Fragmento elegido.
****************
Pocos medios expresivos ofrecen una aproximación tan verosímil al gran tema de la realidad y su representación como la fotografía, cuya trayectoria histórica relaciona inseparablemente el registro de lo que aconteció, configurando por tanto una memoria visual del mundo, con la plasticidad de haberlo registrado con una intención estética, iniciando así pues un recorrido en el ámbito del arte. En otras palabras, la fotografía unifica función y finalidad en un solo medio, a mitad de camino entre las bellas artes y los medios de comunicación (J. F. Chévrier dixit).

El reto principal que asume Pascual Arnal en su intento de describir fotográficamente la realidad líquida, inaprensible y cambiante característica del momento presente, es el de dar voz a los matices y presencia a las caras ocultas de historias personales. Su obra es diversa en los motivos seleccionados; simbólica por el modo en que se vuelven a mostrar objetos físicos y acciones culturales de carácter ancestral; es curiosa en la búsqueda, pues no se agotan las inquietudes aptas para ser tratadas; y también contemporánea, en el sentido de actualidad, porque sabe mezclar la cotidianidad de hechos apenas significantes con los acontecimientos casi únicos que acontecen cuando la mirada de quien mira los observa, los detiene y les otorga un significado.

La consumación del reto se halla en unir las partes de este puzzle de contenidos y escenas, de intenciones e imágenes, hasta que sus fisuras queden soldadas entre sí o, bien al contrario, hasta que lo dejen completamente descasado, iniciando de nuevo el proceso de búsqueda y actualizándolo. Esta aparente contradicción no es sino un síntoma del reto asumido: retratar una sociedad que se devanea entre la competitividad sin cuartel ni miramientos y el notorio fracaso derivado del modelo diseñado para tal competitividad.

Pascual Arnal asume este riesgo de un modo sobrio y lo plantea con cierta distancia. La superficie blanca elegida como fondo de todas sus obras, que varía sus proporciones con relación a la imagen mostrada, unas veces es marco, otras margen y otras el espacio neutral que demanda la escena, abierto como un cielo difusor de luz. En cierta manera esta superficie blanca, este paspartú figurado, es como un tamiz que actúa de filtro para la imagen. En cada ocasión, la relación entre ambos varía y, así pues, varía la interpretación derivada de dicha relación; dependiente en según qué casos uno de otra. Tal vez ya no se pueda seguir debatiendo sobre la importancia del fondo y la forma, pero su intercambio de poder y sentido adquiere aquí una significación concreta.
****************
Tareas.
(A) En el texto sobre la obra fotográfica de Pascual Arnal, ¿qué se eligió como fondo de todas sus obras?
(B) Sigue escribiendo el texto sobre la obra fotográfica de Pascual Arnal a partir de su última frase.

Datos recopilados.
****************
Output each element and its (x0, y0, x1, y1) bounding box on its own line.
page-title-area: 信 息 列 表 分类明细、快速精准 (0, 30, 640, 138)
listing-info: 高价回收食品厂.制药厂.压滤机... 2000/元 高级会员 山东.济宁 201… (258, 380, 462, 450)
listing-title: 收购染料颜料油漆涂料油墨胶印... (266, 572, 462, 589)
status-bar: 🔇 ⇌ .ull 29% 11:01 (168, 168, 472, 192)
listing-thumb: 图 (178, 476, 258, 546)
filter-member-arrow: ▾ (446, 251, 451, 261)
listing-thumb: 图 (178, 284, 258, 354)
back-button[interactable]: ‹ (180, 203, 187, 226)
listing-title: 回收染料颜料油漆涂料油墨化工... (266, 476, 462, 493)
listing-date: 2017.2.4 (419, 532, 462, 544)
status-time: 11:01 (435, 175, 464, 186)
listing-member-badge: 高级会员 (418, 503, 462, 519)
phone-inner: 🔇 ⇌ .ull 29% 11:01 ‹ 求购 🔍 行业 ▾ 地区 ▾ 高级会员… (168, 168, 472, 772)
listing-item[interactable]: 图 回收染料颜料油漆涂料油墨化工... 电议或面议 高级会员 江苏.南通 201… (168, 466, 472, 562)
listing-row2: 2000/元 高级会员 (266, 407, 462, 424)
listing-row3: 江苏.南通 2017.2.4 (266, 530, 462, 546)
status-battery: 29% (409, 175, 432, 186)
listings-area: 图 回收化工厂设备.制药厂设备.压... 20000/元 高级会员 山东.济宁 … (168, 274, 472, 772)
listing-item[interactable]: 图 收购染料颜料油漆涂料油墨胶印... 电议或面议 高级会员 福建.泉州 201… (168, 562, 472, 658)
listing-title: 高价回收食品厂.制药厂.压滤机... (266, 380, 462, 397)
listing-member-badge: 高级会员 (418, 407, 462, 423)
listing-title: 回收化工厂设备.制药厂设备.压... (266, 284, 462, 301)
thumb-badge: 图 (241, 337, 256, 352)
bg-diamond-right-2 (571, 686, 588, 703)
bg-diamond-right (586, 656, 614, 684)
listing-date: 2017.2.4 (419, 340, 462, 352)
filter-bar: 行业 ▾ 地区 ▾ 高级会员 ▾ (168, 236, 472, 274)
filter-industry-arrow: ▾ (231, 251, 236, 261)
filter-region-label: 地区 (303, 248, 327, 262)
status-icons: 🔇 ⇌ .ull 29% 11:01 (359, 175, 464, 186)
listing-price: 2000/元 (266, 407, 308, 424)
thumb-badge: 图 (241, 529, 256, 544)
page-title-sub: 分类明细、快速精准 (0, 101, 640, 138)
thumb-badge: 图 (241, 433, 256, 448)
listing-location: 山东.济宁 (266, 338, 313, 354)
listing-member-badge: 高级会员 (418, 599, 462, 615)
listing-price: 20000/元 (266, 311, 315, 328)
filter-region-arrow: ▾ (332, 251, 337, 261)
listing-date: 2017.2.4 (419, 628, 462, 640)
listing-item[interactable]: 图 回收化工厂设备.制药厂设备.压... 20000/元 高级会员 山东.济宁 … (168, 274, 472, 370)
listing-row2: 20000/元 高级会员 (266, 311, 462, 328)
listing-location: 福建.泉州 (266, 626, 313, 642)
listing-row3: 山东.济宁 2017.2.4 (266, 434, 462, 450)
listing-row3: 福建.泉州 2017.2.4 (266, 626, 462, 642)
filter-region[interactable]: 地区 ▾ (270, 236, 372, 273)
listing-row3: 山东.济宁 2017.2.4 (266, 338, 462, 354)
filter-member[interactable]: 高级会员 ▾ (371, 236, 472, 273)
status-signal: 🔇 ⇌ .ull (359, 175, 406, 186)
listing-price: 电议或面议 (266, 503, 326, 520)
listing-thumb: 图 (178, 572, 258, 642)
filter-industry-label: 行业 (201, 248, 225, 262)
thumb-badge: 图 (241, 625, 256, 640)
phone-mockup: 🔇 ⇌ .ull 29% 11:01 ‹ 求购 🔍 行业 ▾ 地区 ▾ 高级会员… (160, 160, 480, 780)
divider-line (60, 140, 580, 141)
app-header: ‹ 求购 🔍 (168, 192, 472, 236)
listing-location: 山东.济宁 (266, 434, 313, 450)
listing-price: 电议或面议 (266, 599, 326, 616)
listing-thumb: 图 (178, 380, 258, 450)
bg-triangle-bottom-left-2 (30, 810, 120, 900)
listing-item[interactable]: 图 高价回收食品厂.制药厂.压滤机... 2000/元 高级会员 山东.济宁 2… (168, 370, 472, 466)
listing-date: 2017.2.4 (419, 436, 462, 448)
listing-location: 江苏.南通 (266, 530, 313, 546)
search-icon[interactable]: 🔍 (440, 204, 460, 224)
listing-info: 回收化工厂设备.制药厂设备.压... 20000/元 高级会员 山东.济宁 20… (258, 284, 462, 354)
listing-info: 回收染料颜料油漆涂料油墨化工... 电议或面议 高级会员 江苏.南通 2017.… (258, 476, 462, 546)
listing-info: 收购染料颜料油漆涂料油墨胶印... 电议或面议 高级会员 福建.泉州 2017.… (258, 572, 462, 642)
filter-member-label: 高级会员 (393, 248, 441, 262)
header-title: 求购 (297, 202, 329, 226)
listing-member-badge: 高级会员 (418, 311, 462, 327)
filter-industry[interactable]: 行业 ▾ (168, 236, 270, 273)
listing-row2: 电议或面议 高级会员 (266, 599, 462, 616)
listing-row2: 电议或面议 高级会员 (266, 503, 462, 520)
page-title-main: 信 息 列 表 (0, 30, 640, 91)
****************
Respuestas.
(A) Una superficie blanca.

(B)
Por otro lado, estas fotografías plantean el tema esencial de la credibilidad: el discernimiento entre la realidad y la ficción en un momento en que la mayoría de imágenes se construyen desde la nada o convergen desde procedencias diversas en un mismo espacio, el de la imagen final resultante. Las fotografías de Pascual Arnal van desde la extrañeza de una situación real, ocurrida y sentida en primera persona, hasta la realidad mágica difícil de creer, como los hombres vestidos con traje negro que hacen cola para entrar a un templo, o la sombra de una estatua ecuestre reflejada, fantasmagóricamente, sobre la fachada de un edificio a orillas de un río.

Siguiendo con esta sensación de obtener de lo real resultados no siempre esperables, destaca la aparición y presencia de elementos de marcado poder simbólico que parecen confrontar la realidad externa, circundante, con la propia sensación de ella misma a través de objetos, gestos, construcciones culturales o elementos no físicos, pero plenamente perceptibles. Montañas, castillos, caminos y carreteras, estatuas y gestos muy precisos, como contar secretos al oído, abrazarse o llorar desconsoladamente son tratados como deudores de unas sensaciones que han ido pasándose tras generaciones hasta llegar a nosotros, principio y fin de experiencias personales. Todo tan peculiar que resulta inevitablemente real. Como si la ficción no entrara salvo en los resquicios que la realidad, con sus aristas afiladas, deja sin impermeabilizar por completo; en los terrenos donde sólo llega lo increíble.